● SET EXERCISE A
Reproduce word for word the section of the passage on poetry in teen literature that opens with the words containing "I liked how" and closes with "late-19th century London.".
● SET EXERCISE B
Supply the next part of the passage on poetry in teen literature, picking up right after its final sentence.

● PROVIDED PASSAGE
□ □ □ □ □ □ □
Poetry has been figuring in a lot of teen literature lately. Have you noticed? I don’t mean novels in verse, quality as some recent titles have been. Nor do I mean poetry collections for teens (a la Poisoned Apples or Paint Me Like I Am). The Guardian noticed this poetry trend, too, pointing out a few examples in a recent article, and asked its readers for more.
I liked how the article noted authors’ uses of poetry, such as Meg Cabot beginning the chapters of Avalon High with stanzas from The Lady of Shalott. These stanzas just happen to give a clue about the characters’ identities. The article also mentioned a similar use of poetry in Clockwork Angel, by Cassandra Clare: the lines that open the chapters are all from poets who lived in the time of the novel’s setting, late-19th century London.
□ □ □ □ □ □ □
(Extracted data entries)
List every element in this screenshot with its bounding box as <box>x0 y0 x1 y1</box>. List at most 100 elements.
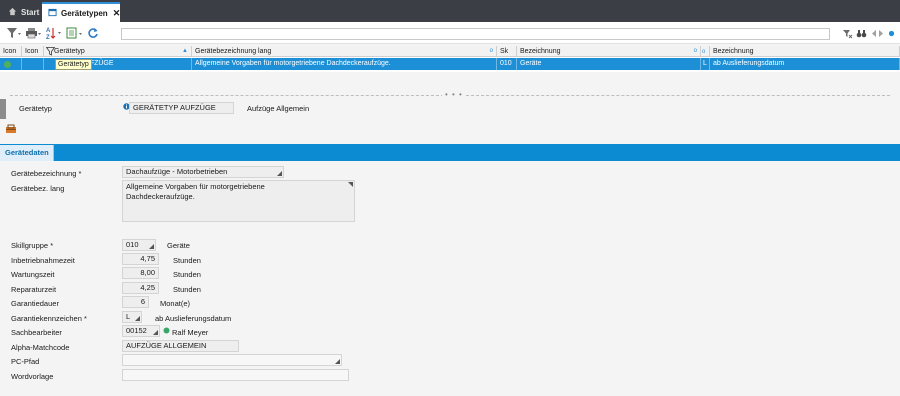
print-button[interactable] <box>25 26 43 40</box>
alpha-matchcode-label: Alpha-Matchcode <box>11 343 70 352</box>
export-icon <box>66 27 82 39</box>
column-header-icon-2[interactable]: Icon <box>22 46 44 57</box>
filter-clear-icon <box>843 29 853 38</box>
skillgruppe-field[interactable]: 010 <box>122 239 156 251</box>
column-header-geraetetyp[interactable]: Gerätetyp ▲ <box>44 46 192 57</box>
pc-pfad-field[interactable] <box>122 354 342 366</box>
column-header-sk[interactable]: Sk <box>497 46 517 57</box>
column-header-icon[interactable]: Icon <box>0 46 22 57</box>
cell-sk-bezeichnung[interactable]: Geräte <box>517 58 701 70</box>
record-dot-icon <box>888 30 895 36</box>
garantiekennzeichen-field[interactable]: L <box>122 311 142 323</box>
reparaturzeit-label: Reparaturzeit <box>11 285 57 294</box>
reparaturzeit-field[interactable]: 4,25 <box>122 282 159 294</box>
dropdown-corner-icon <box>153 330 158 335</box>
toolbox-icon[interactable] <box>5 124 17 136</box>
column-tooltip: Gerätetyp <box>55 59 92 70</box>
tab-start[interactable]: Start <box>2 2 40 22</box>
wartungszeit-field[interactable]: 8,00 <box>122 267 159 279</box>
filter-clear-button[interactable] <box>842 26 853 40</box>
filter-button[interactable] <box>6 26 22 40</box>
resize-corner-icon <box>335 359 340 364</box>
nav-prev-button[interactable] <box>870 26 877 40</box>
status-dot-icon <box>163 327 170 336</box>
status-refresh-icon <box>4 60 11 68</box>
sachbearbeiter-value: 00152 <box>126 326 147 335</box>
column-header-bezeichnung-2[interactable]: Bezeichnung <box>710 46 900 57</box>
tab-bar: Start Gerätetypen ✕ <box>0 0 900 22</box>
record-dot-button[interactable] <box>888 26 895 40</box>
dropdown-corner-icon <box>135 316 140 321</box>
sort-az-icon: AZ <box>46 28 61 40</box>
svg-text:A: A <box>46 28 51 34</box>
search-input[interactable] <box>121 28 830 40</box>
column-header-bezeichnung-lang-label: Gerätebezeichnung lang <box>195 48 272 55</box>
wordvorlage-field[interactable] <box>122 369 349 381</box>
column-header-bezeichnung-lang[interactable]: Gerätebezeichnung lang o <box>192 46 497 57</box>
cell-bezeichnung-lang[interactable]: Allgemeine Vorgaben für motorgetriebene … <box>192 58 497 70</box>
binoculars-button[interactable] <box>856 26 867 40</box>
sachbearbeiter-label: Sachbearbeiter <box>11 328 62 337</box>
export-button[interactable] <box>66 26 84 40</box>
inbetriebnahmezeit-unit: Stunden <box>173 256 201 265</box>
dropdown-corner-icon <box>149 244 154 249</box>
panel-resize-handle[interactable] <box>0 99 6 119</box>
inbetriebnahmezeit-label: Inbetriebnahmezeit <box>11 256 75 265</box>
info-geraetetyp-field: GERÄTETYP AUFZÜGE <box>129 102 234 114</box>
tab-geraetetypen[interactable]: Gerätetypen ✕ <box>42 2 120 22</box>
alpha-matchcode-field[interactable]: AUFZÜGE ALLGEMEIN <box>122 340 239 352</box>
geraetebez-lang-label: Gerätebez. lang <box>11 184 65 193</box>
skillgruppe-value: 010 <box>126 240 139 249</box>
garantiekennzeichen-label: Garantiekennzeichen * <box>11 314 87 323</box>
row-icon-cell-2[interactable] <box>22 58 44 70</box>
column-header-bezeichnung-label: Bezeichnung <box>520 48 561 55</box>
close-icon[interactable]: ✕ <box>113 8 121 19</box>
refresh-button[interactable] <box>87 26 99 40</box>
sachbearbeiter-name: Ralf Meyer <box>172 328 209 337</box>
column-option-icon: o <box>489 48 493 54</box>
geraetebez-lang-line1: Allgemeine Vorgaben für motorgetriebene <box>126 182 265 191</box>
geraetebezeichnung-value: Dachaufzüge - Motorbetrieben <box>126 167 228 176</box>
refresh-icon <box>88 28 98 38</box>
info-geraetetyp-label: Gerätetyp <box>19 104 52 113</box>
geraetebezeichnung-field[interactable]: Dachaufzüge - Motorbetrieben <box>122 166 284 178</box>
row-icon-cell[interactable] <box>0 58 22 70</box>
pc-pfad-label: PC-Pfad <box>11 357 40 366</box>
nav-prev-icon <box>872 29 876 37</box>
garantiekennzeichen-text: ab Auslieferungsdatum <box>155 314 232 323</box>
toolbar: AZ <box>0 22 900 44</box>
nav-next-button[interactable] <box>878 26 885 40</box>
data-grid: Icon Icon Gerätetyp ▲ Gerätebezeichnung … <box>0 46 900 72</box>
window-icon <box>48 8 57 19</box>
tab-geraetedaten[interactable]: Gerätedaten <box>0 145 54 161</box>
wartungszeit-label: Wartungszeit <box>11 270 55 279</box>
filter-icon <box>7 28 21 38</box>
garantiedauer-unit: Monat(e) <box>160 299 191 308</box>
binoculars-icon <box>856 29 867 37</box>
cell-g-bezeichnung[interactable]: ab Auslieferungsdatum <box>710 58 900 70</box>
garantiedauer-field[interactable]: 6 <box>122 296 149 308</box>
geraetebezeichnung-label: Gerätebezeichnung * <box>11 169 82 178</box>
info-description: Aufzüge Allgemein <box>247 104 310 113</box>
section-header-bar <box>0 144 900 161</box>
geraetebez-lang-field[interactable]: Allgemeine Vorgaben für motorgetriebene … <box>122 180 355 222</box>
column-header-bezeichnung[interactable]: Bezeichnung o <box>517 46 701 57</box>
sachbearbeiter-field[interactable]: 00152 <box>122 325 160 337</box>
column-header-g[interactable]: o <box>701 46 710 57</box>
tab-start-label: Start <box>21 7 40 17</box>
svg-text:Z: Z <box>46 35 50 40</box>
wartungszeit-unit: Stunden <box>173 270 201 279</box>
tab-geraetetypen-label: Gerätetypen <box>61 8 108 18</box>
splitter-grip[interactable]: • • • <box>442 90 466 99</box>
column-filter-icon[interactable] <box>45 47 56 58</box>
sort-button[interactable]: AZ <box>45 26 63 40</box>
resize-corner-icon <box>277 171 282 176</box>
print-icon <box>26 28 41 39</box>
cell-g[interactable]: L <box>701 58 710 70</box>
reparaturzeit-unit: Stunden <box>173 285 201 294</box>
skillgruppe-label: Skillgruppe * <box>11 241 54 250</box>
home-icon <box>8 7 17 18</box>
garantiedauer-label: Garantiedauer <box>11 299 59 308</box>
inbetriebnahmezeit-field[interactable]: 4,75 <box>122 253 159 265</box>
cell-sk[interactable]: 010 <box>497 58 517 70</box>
□ □ □ □ □ □ □
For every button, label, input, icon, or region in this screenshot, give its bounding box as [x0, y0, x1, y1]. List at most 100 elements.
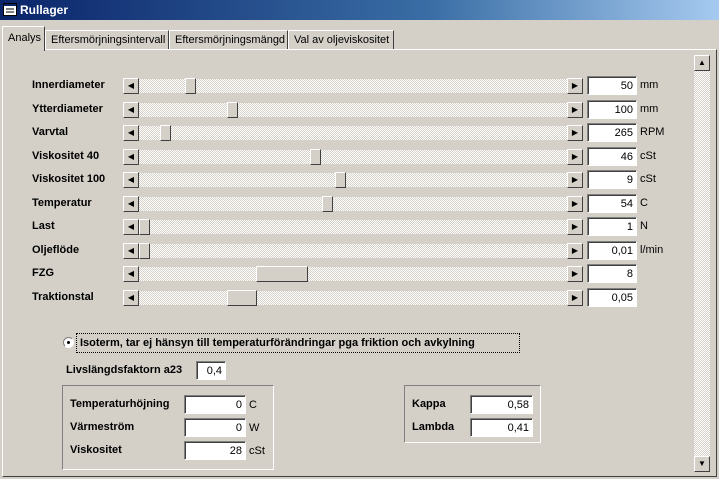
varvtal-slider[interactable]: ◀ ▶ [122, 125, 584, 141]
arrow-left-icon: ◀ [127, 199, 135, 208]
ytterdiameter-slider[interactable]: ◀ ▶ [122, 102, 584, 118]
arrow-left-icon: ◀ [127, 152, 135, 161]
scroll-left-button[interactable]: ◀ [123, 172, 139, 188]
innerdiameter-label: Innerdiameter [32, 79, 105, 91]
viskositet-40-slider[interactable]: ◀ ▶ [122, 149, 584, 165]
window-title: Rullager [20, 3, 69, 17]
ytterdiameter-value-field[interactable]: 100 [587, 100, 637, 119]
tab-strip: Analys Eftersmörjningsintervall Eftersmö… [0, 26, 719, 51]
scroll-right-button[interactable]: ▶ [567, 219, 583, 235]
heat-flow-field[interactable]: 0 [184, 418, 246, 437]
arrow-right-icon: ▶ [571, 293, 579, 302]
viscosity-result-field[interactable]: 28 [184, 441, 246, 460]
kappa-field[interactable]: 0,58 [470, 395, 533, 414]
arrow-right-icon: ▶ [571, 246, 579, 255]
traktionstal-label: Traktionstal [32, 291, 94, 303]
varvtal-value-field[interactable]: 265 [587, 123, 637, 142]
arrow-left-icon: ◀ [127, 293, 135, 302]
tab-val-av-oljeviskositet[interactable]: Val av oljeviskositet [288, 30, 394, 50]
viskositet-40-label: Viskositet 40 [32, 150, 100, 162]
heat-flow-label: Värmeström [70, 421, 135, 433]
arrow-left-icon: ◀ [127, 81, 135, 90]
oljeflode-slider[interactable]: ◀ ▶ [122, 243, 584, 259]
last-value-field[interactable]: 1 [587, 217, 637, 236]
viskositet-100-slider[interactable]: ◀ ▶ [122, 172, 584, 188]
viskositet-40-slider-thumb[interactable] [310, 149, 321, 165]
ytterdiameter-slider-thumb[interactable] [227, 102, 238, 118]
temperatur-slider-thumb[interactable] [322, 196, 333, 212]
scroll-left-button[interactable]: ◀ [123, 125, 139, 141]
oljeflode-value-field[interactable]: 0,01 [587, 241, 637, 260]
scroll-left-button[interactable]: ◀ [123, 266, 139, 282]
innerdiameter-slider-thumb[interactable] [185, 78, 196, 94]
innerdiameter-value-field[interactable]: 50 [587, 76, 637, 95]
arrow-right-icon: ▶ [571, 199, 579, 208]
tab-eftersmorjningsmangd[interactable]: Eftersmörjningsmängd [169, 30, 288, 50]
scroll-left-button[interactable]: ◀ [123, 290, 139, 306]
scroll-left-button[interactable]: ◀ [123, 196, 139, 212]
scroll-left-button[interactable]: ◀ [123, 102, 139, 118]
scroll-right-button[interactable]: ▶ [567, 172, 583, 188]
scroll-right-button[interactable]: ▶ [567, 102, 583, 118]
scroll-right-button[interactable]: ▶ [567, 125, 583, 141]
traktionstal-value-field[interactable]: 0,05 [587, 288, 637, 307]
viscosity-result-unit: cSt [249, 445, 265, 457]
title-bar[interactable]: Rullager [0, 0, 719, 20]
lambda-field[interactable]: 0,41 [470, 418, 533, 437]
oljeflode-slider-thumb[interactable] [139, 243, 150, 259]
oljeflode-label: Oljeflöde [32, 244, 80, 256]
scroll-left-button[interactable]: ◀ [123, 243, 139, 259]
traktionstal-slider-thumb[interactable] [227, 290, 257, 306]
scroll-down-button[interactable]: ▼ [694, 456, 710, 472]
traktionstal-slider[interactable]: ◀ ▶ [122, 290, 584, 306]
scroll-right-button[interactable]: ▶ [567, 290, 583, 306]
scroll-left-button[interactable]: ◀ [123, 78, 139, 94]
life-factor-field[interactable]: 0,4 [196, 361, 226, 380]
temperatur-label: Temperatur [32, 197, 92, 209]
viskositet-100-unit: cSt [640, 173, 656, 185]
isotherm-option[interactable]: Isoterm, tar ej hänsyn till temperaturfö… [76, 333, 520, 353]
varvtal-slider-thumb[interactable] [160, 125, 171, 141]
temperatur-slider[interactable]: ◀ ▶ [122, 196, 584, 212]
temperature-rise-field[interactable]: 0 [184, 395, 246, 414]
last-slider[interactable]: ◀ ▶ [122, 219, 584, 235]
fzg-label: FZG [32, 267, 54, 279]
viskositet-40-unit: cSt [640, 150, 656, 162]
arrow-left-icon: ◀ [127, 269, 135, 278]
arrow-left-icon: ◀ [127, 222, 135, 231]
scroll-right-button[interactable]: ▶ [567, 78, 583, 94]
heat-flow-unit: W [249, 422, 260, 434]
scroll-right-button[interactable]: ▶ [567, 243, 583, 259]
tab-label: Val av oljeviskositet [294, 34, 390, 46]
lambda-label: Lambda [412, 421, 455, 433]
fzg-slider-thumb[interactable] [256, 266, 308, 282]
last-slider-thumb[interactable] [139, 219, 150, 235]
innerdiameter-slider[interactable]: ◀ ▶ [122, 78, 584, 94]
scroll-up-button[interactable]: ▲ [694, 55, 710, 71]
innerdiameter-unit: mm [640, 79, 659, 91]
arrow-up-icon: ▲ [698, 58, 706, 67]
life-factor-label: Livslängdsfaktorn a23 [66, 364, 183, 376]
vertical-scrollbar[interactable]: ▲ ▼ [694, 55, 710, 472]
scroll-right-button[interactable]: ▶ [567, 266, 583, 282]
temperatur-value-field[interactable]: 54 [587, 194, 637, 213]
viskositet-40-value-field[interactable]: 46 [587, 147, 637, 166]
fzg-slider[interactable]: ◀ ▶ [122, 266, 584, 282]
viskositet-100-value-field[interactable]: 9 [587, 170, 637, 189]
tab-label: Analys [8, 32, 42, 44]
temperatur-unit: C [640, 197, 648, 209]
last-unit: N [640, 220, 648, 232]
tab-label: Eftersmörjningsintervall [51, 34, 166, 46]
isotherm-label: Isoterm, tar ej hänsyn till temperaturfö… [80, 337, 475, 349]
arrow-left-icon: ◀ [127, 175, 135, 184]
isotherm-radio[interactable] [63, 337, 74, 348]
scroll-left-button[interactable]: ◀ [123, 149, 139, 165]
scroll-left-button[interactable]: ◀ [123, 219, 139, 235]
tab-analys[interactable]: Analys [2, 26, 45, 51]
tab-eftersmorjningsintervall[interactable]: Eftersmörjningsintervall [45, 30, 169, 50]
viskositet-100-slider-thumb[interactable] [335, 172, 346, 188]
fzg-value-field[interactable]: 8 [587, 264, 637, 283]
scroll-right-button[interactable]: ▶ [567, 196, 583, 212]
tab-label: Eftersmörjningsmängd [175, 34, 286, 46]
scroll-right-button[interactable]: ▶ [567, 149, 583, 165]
□ □ □ □ □ □ □
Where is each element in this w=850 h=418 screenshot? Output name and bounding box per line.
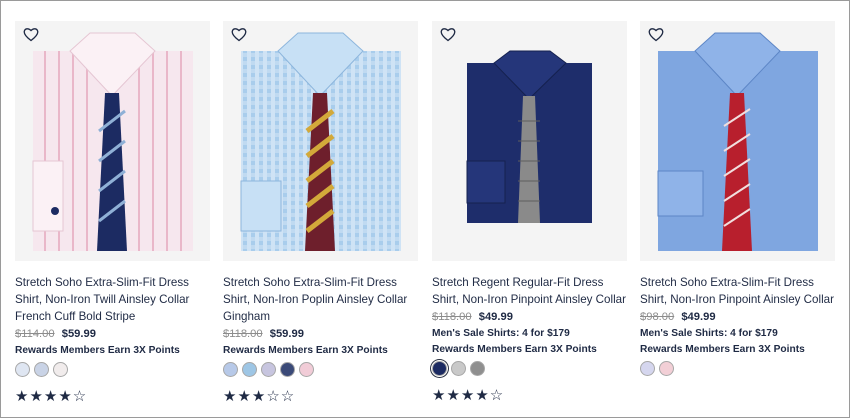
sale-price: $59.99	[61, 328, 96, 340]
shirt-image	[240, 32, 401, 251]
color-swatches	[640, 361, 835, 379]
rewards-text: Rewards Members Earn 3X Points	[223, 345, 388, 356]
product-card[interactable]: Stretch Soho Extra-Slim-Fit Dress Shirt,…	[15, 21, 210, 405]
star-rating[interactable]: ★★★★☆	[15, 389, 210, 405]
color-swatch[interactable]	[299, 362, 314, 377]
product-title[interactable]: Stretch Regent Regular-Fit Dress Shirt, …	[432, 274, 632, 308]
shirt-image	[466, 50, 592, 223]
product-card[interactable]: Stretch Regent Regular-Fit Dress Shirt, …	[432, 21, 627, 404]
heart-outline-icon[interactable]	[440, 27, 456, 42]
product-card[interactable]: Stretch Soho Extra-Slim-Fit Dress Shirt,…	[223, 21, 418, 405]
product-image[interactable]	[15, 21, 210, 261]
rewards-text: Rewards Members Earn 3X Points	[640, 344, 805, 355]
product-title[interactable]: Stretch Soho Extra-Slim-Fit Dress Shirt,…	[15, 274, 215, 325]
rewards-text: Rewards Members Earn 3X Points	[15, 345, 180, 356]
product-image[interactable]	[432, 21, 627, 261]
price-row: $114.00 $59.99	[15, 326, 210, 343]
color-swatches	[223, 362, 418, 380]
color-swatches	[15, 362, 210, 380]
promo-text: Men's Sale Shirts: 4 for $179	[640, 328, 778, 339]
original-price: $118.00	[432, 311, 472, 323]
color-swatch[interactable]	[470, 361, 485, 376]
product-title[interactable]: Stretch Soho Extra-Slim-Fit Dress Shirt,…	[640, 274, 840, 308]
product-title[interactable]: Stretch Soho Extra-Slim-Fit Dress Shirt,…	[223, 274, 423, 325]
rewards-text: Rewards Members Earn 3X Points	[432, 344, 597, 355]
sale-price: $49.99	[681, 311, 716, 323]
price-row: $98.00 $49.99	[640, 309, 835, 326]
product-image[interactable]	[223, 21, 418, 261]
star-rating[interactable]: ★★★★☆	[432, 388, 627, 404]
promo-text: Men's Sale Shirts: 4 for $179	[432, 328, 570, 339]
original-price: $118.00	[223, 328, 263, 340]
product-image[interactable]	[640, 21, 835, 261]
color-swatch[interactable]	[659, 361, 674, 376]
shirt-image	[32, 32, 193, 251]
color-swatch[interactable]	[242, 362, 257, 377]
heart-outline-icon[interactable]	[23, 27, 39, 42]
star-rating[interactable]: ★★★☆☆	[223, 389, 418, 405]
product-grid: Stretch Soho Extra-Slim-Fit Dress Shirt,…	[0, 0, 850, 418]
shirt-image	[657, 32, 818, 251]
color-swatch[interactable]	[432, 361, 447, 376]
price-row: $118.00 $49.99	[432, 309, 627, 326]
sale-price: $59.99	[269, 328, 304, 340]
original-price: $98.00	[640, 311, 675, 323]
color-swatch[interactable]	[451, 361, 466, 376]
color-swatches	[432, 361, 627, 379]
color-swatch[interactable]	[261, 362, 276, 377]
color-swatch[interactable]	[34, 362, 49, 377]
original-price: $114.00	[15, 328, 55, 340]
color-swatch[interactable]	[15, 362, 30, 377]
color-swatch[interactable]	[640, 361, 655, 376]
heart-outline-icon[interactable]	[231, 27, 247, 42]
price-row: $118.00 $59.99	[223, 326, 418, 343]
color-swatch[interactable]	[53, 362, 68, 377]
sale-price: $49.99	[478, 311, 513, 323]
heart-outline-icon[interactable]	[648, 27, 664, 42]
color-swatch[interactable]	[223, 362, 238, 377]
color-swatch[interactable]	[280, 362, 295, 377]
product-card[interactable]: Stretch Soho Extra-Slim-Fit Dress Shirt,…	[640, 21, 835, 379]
□ □ □ □ □ □ □
● RESPONSE A
I liked how the article noted authors’ uses of poetry, such as Meg Cabot beginning the chapters of Avalon High with stanzas from The Lady of Shalott. These stanzas just happen to give a clue about the characters’ identities. The article also mentioned a similar use of poetry in Clockwork Angel, by Cassandra Clare: the lines that open the chapters are all from poets who lived in the time of the novel’s setting, late-19th century London.

● RESPONSE B
For me, my mind went immediately to characters who read or write poetry. Anna Dalin covered a few of these in a 2014 Hub post for National Poetry Month. Writing poetry is often an accessible coping mechanism for teens who need a release or a creative outlet. In The Sky Is Everywhere, Lennie drops poems all over town, writing to and about her sister who has died. Every Last Word depicts the refuge Samantha finds in the Poet’s Corner club the year she most fears her OCD being discovered. Apple is only able to admit her real feelings about her mother through poetry in Apple and Rain. Gabi, A Girl in Pieces, chronicles Gabi’s eventful senior year, with poetry as the vehicle for finding her voice and confidence.
And when Emily deals with her boyfriend’s suicide through writing poetry in And We Stay, her connection with dead poet Emily Dickinson brings her in line with a poetry trend-within-a-trend. Have you spotted all of the Dickinson inspirations happening lately? Catch yourself up with titles such as Emily’s Dress and Other Missing Things, A Voice of Her Own: Becoming Emily Dickinson, Nobody’s Secret, and Death, Dickinson, and the Demented Life of Frenchie Garcia. And that’s only the teen books — there are more in middle grade! It’s an Emily revival!
What other instances of poetry in teen literature can you recall? I know I missed some good ones — share your favorites in the comments!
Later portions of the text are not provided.